**GIVEN PROBLEM:** Copy out the lines that have "fresh" in them.

[Stored records]
────────────────────────────────────────

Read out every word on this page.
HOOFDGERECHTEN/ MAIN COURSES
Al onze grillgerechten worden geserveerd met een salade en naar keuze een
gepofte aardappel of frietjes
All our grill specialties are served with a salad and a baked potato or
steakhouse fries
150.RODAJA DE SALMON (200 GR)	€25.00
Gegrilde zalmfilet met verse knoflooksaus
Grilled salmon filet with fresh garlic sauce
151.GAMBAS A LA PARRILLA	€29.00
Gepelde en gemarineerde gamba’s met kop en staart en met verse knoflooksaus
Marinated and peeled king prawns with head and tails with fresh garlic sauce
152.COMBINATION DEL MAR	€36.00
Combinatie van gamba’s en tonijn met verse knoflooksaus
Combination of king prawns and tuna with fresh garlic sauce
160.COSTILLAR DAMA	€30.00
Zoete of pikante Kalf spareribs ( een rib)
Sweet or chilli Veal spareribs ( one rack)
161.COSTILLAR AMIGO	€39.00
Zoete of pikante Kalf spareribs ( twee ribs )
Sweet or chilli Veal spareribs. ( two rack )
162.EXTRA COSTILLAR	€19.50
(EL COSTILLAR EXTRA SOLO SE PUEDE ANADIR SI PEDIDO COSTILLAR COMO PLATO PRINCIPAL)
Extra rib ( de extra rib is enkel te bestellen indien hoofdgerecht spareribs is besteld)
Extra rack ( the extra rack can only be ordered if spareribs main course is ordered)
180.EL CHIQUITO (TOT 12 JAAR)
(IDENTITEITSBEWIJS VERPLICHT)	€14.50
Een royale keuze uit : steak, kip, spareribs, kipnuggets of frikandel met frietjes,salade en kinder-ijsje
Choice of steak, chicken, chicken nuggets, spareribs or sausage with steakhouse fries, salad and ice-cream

────────────────────────────────────────

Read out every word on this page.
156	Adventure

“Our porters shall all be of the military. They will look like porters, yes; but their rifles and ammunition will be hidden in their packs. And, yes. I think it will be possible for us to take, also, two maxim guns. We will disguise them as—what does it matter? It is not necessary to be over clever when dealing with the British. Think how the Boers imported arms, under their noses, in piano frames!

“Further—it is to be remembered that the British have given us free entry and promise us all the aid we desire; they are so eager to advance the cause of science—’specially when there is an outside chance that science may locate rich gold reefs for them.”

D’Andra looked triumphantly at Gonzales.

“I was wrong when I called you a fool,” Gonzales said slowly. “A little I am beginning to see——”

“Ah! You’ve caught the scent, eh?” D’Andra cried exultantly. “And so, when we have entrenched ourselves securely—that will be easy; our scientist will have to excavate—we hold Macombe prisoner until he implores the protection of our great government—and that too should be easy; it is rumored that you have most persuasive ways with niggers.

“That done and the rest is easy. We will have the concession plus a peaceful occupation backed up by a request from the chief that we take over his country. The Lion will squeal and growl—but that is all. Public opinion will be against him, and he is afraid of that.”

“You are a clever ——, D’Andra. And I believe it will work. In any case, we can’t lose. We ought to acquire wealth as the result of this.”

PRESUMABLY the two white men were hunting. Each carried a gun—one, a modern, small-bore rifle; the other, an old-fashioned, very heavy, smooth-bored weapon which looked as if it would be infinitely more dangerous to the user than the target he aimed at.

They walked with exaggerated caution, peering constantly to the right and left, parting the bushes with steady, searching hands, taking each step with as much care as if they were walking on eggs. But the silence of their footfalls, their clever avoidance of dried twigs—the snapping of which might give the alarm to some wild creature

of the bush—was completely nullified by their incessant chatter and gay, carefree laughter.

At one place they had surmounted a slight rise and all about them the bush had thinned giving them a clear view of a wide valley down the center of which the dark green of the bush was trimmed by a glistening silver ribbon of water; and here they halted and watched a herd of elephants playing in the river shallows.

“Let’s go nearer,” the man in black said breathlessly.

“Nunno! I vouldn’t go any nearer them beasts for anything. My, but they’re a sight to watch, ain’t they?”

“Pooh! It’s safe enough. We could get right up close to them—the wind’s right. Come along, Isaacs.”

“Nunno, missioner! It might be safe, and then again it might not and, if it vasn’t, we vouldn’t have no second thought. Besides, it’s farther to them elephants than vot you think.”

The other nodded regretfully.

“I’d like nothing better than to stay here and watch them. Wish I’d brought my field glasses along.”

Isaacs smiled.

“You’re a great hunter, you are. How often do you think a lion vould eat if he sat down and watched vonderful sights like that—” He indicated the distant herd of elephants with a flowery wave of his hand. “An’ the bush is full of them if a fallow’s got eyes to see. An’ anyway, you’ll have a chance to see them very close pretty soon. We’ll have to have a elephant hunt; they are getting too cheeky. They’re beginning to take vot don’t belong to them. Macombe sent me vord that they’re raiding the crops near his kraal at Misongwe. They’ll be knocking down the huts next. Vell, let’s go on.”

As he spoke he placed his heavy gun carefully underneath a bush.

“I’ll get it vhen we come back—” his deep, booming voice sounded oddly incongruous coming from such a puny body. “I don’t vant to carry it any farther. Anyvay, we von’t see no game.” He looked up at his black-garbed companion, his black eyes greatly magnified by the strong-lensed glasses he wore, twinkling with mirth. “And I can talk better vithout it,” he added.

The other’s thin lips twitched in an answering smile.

────────────────────────────────────────

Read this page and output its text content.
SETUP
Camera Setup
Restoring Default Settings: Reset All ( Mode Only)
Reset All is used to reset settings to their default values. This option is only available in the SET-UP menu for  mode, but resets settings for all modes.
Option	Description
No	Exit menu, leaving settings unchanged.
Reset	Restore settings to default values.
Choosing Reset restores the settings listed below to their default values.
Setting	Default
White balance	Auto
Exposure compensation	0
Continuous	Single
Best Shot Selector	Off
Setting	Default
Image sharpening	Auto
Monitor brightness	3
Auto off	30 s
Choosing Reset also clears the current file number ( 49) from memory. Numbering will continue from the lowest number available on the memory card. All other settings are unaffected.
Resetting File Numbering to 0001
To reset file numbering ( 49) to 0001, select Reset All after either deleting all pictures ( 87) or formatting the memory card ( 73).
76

────────────────────────────────────────

**SOLVED EXERCISE:**
Grilled salmon filet with fresh garlic sauce
Marinated and peeled king prawns with head and tails with fresh garlic sauce
Combination of king prawns and tuna with fresh garlic sauce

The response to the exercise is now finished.